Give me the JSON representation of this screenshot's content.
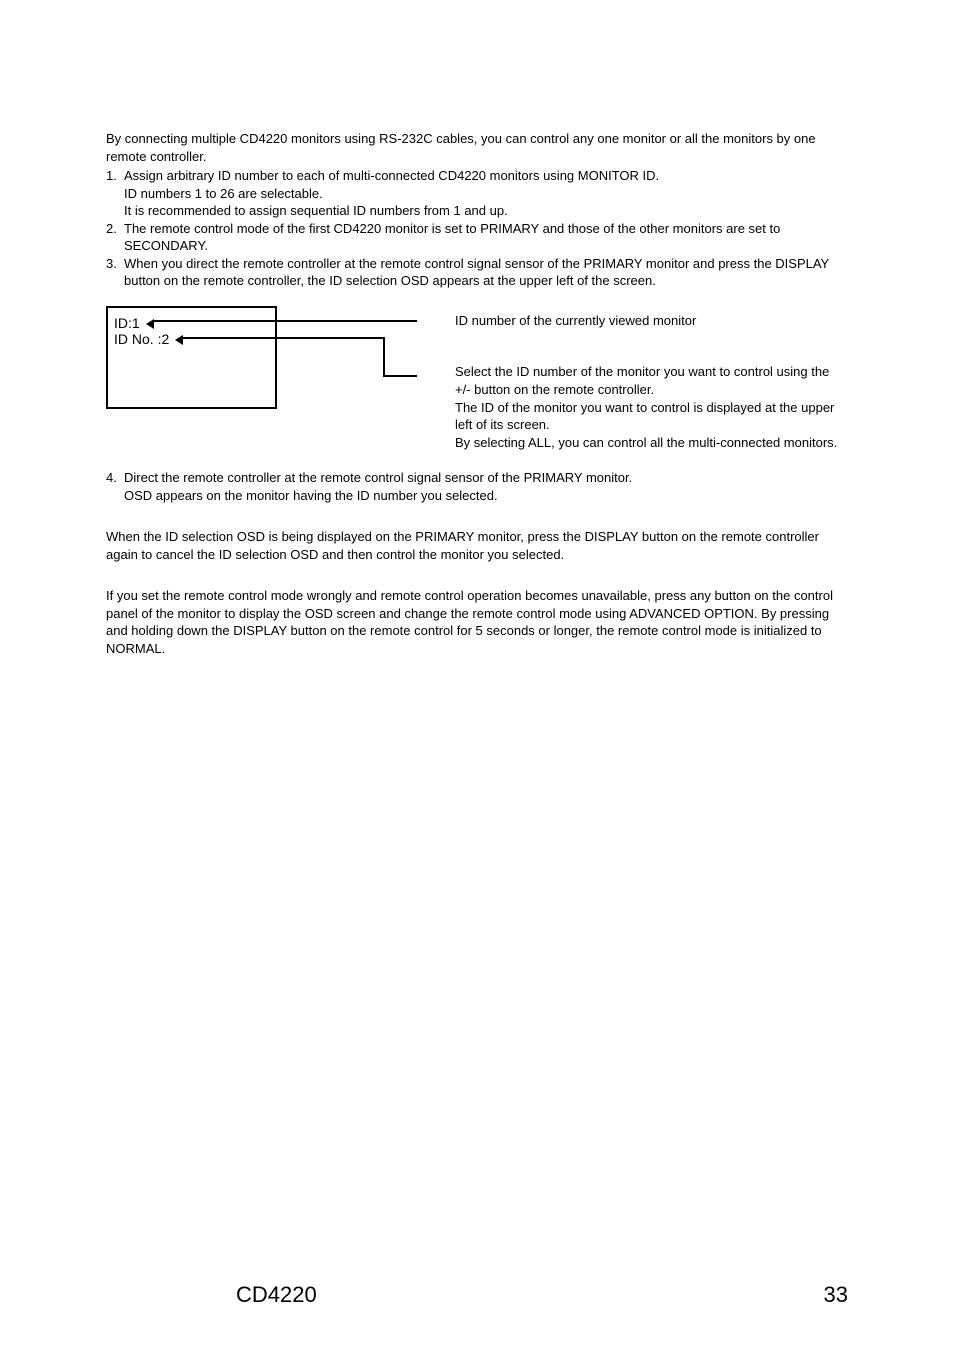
{
  "intro": "By connecting multiple CD4220 monitors using RS-232C cables, you can control any one monitor or all the monitors by one remote controller.",
  "steps": {
    "s1": {
      "num": "1.",
      "line1": "Assign arbitrary ID number to each of multi-connected CD4220 monitors using MONITOR ID.",
      "line2": "ID numbers 1 to 26 are selectable.",
      "line3": "It is recommended to assign sequential ID numbers from 1 and up."
    },
    "s2": {
      "num": "2.",
      "text": "The remote control mode of the first CD4220 monitor is set to PRIMARY and those of the other monitors are set to SECONDARY."
    },
    "s3": {
      "num": "3.",
      "text": "When you direct the remote controller at the remote control signal sensor of the PRIMARY monitor and press the DISPLAY button on the remote controller, the ID selection OSD appears at the upper left of the screen."
    },
    "s4": {
      "num": "4.",
      "line1": "Direct the remote controller at the remote control signal sensor of the PRIMARY monitor.",
      "line2": "OSD appears on the monitor having the ID number you selected."
    }
  },
  "osd": {
    "line1": "ID:1",
    "line2": "ID No. :2"
  },
  "callouts": {
    "top": "ID number of the currently viewed monitor",
    "bottom_l1": "Select the ID number of the monitor you want to control using the +/- button on the remote controller.",
    "bottom_l2": "The ID of the monitor you want to control is displayed at the upper left of its screen.",
    "bottom_l3": "By selecting ALL, you can control all the multi-connected monitors."
  },
  "note1": "When the ID selection OSD is being displayed on the PRIMARY monitor, press the DISPLAY button on the remote controller again to cancel the ID selection OSD and then control the monitor you selected.",
  "note2": "If you set the remote control mode wrongly and remote control operation becomes unavailable, press any button on the control panel of the monitor to display the OSD screen and change the remote control mode using ADVANCED OPTION. By pressing and holding down the DISPLAY button on the remote control for 5 seconds or longer, the remote control mode is initialized to NORMAL.",
  "footer": {
    "model": "CD4220",
    "page": "33"
  }
}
□ □ □
## Exercise:
Supply the count of lines in the entries that contain the word "numbers", and nothing besides.

## Solution:
2